Extract all lines in the data that contain the word "сотрудника".

▶ _GIVEN ENTRIES_
====

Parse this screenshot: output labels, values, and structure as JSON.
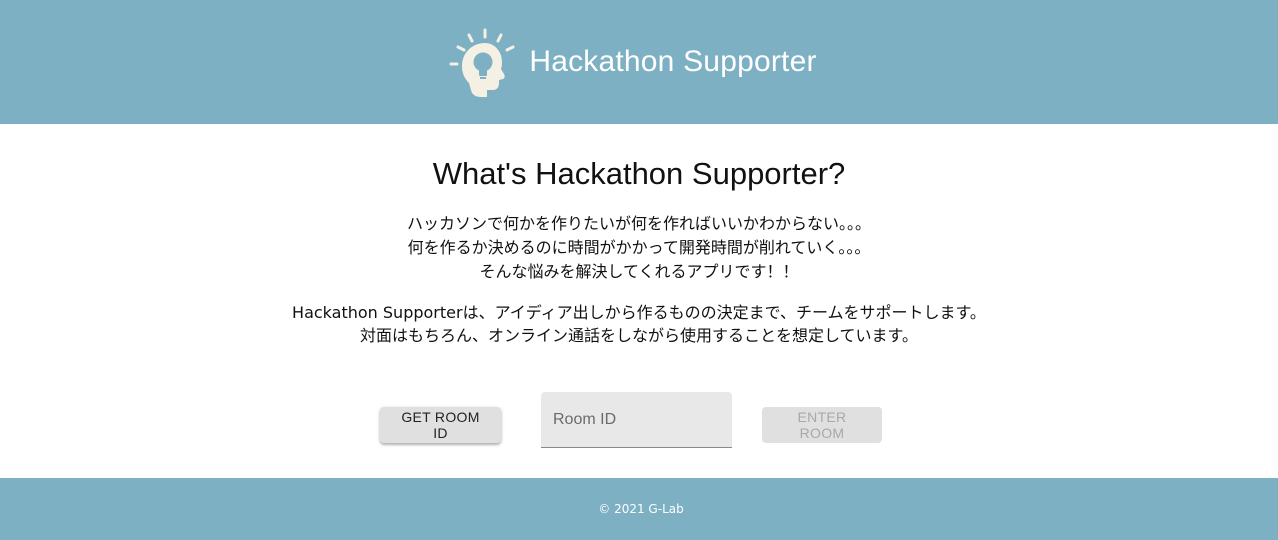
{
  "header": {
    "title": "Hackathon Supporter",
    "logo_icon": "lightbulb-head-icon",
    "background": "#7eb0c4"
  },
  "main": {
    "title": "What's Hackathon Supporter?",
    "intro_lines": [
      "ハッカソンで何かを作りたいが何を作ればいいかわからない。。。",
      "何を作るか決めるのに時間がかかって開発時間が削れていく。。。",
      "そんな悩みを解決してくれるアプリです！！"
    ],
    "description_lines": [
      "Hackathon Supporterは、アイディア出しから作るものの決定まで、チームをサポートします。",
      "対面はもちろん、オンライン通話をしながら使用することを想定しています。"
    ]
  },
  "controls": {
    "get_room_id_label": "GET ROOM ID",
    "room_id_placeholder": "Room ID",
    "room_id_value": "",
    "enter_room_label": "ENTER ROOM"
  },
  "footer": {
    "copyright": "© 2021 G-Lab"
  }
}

====

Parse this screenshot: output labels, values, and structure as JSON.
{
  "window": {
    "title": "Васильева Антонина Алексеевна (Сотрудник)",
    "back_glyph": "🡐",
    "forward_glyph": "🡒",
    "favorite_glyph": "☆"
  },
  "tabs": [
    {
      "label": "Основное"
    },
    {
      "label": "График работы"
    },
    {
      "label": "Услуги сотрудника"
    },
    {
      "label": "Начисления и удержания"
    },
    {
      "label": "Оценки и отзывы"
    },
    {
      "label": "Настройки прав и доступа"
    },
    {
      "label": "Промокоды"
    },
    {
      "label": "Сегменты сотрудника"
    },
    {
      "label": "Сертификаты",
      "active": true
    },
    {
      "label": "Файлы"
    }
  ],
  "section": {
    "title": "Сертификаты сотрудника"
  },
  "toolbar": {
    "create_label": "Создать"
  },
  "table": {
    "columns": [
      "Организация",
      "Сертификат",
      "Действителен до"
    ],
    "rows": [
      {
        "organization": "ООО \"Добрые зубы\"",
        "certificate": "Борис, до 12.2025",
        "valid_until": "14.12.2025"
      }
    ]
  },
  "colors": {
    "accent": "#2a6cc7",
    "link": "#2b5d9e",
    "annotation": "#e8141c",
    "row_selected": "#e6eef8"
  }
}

====

▶ _FINISHED ANSWER_
      "label": "Услуги сотрудника"
      "label": "Сегменты сотрудника"
    "title": "Сертификаты сотрудника"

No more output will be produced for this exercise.